■ Aim of the task ■
Copy the listing word for word, starting at its first line and ending at the line that contains "svg-text:(1 Tera-Hz): (1", with both of those lines included.

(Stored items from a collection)
⁂
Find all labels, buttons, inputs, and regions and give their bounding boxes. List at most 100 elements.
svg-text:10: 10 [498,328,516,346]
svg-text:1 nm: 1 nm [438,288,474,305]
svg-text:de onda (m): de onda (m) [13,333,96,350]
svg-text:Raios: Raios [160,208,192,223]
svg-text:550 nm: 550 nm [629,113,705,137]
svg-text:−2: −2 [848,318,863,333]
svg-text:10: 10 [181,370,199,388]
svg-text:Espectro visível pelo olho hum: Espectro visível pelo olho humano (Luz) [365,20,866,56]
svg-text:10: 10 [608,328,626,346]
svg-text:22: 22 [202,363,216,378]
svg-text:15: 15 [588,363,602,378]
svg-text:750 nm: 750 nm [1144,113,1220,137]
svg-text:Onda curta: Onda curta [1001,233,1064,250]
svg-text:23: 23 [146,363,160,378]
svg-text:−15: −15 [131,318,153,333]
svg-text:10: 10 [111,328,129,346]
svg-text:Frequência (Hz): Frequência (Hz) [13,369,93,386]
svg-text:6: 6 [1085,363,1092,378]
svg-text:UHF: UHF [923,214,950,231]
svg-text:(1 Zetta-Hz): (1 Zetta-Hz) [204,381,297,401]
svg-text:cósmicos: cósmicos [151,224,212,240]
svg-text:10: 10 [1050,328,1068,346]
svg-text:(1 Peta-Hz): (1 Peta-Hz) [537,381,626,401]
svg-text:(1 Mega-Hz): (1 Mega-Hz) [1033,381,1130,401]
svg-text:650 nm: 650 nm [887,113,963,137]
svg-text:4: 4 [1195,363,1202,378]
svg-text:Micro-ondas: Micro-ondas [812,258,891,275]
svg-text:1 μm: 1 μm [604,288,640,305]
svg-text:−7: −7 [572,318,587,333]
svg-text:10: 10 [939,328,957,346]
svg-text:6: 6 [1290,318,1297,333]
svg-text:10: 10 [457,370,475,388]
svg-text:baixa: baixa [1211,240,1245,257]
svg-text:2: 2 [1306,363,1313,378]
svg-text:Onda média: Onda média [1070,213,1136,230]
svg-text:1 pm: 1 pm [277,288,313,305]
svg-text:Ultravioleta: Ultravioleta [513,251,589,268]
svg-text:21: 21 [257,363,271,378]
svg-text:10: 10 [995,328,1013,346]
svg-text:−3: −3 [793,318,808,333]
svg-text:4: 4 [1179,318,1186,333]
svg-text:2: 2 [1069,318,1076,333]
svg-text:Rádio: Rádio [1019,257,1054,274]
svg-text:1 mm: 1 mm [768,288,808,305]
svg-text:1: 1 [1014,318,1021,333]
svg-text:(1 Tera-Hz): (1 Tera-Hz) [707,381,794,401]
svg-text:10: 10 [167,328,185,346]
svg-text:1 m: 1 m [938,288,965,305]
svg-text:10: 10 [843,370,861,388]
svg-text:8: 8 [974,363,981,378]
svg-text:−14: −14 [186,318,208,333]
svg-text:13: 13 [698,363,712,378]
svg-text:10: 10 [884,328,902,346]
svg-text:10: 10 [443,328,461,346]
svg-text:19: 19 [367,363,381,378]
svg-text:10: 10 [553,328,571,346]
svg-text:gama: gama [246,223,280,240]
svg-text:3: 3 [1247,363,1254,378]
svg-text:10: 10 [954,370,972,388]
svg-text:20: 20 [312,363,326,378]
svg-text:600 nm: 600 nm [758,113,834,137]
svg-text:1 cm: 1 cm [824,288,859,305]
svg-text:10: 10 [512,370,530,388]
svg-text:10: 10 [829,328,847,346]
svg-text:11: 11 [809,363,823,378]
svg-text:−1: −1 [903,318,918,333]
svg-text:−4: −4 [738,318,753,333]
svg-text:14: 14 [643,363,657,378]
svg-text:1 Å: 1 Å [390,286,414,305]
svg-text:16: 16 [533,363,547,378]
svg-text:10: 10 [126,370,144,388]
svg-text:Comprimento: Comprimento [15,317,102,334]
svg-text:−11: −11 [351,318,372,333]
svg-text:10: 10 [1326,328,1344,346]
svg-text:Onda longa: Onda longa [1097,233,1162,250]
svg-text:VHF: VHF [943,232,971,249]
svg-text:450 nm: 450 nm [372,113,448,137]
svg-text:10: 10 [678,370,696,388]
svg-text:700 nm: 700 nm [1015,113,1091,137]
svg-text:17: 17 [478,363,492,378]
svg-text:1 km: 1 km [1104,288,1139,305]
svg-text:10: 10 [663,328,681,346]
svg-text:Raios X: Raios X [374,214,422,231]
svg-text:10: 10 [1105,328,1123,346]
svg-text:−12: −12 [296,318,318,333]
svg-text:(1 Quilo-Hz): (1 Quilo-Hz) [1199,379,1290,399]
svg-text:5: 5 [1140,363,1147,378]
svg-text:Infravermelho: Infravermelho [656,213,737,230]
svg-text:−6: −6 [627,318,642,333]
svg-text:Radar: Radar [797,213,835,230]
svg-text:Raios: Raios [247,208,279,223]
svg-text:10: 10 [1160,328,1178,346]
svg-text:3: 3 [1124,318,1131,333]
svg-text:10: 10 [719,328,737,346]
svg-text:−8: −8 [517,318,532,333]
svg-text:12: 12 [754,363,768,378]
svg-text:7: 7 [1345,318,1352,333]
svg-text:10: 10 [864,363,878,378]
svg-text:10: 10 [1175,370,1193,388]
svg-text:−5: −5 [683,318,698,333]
⁂
■ In response ■
Find all labels, buttons, inputs, and regions and give their bounding boxes. List at most 100 elements.
svg-text:10: 10 [498,328,516,346]
svg-text:1 nm: 1 nm [438,288,474,305]
svg-text:de onda (m): de onda (m) [13,333,96,350]
svg-text:Raios: Raios [160,208,192,223]
svg-text:550 nm: 550 nm [629,113,705,137]
svg-text:−2: −2 [848,318,863,333]
svg-text:10: 10 [181,370,199,388]
svg-text:Espectro visível pelo olho hum: Espectro visível pelo olho humano (Luz) [365,20,866,56]
svg-text:10: 10 [608,328,626,346]
svg-text:22: 22 [202,363,216,378]
svg-text:15: 15 [588,363,602,378]
svg-text:750 nm: 750 nm [1144,113,1220,137]
svg-text:Onda curta: Onda curta [1001,233,1064,250]
svg-text:23: 23 [146,363,160,378]
svg-text:−15: −15 [131,318,153,333]
svg-text:10: 10 [111,328,129,346]
svg-text:Frequência (Hz): Frequência (Hz) [13,369,93,386]
svg-text:6: 6 [1085,363,1092,378]
svg-text:UHF: UHF [923,214,950,231]
svg-text:(1 Zetta-Hz): (1 Zetta-Hz) [204,381,297,401]
svg-text:cósmicos: cósmicos [151,224,212,240]
svg-text:10: 10 [1050,328,1068,346]
svg-text:(1 Peta-Hz): (1 Peta-Hz) [537,381,626,401]
svg-text:(1 Mega-Hz): (1 Mega-Hz) [1033,381,1130,401]
svg-text:650 nm: 650 nm [887,113,963,137]
svg-text:4: 4 [1195,363,1202,378]
svg-text:Micro-ondas: Micro-ondas [812,258,891,275]
svg-text:1 μm: 1 μm [604,288,640,305]
svg-text:−7: −7 [572,318,587,333]
svg-text:10: 10 [939,328,957,346]
svg-text:6: 6 [1290,318,1297,333]
svg-text:10: 10 [457,370,475,388]
svg-text:baixa: baixa [1211,240,1245,257]
svg-text:2: 2 [1306,363,1313,378]
svg-text:Onda média: Onda média [1070,213,1136,230]
svg-text:1 pm: 1 pm [277,288,313,305]
svg-text:Ultravioleta: Ultravioleta [513,251,589,268]
svg-text:21: 21 [257,363,271,378]
svg-text:10: 10 [995,328,1013,346]
svg-text:−3: −3 [793,318,808,333]
svg-text:4: 4 [1179,318,1186,333]
svg-text:2: 2 [1069,318,1076,333]
svg-text:Rádio: Rádio [1019,257,1054,274]
svg-text:1 mm: 1 mm [768,288,808,305]
svg-text:1: 1 [1014,318,1021,333]
svg-text:(1 Tera-Hz): (1 Tera-Hz) [707,381,794,401]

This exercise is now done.